▸ Estratto di partenza:
--

2. Il calcolo di cui al paragrafo 1 è eseguito in base alla resa media cerealicola. Tuttavia, qualora il granturco sia trattato separatamente, per esso viene utilizzata la resa relativa al "granturco", mentre per i cereali, i semi oleosi e i semi di lino, nonché per il lino e per la canapa destinati alla produzione di fibre, viene utilizzata la resa relativa ai "cereali diversi dal granturco" (18).

--

▸ Consegna:
Riassumi in due frasi l'estratto sul calcolo basato sulla resa. Si lavora soltanto sull'estratto, senza ricorrere ad altre fonti.

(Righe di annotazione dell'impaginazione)
--

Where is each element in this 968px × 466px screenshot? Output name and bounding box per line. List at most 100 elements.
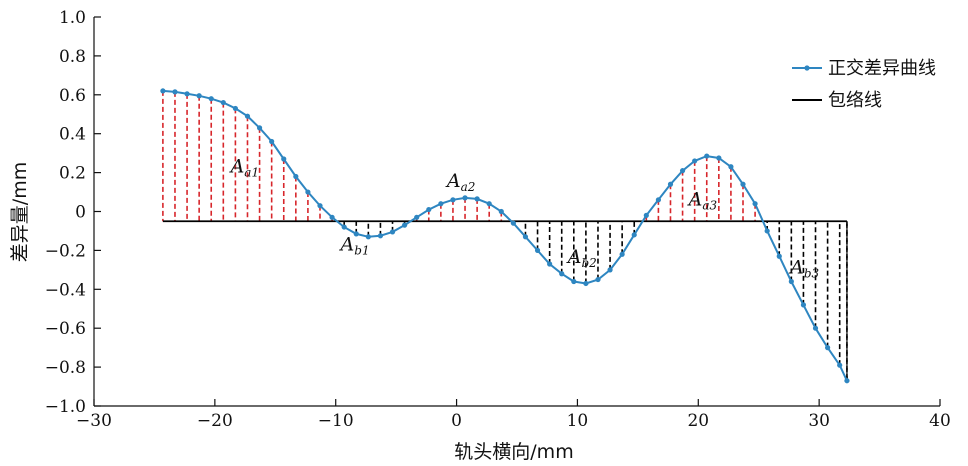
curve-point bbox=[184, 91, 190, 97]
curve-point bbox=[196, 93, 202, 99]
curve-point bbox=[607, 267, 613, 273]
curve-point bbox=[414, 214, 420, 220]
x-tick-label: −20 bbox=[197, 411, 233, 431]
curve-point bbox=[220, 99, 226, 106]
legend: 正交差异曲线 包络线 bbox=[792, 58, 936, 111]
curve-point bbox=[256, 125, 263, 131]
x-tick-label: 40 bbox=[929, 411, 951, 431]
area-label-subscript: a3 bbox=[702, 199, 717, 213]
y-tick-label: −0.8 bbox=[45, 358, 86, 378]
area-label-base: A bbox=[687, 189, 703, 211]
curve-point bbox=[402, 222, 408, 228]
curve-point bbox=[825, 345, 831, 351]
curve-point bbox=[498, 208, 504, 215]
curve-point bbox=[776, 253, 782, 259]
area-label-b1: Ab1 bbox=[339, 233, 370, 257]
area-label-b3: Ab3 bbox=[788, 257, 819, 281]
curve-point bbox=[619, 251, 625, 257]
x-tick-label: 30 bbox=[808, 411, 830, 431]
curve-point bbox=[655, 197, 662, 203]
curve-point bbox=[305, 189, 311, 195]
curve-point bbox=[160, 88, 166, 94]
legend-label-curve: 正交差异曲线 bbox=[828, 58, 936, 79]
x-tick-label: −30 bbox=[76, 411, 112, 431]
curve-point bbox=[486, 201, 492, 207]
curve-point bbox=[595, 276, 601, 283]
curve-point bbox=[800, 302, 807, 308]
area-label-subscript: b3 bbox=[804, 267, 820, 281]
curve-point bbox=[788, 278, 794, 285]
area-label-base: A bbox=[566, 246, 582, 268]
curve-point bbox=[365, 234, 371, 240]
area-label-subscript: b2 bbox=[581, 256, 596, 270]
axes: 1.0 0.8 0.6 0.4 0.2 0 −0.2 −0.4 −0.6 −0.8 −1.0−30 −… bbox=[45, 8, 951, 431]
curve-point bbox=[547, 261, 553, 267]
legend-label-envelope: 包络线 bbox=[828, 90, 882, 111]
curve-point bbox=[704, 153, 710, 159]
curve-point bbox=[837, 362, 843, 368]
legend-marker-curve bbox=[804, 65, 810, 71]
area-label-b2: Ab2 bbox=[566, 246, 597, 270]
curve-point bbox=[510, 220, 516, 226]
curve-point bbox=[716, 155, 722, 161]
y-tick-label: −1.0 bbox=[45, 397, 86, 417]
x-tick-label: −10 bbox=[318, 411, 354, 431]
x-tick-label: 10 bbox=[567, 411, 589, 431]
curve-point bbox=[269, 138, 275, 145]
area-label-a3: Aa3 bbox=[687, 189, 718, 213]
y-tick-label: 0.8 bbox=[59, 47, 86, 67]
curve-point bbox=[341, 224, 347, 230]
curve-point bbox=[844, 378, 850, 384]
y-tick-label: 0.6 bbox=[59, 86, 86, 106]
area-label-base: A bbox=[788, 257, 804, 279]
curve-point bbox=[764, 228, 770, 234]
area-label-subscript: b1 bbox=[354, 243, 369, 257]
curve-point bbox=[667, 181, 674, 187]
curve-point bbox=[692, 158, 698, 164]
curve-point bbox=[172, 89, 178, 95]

--

▸ Risposta:
Il calcolo previsto dal paragrafo 1 si basa sulla resa media cerealicola. Se il granturco è trattato separatamente, per esso si applica la resa del "granturco", mentre per cereali, semi oleosi, semi di lino, lino e canapa destinati alla produzione di fibre si applica la resa dei "cereali diversi dal granturco".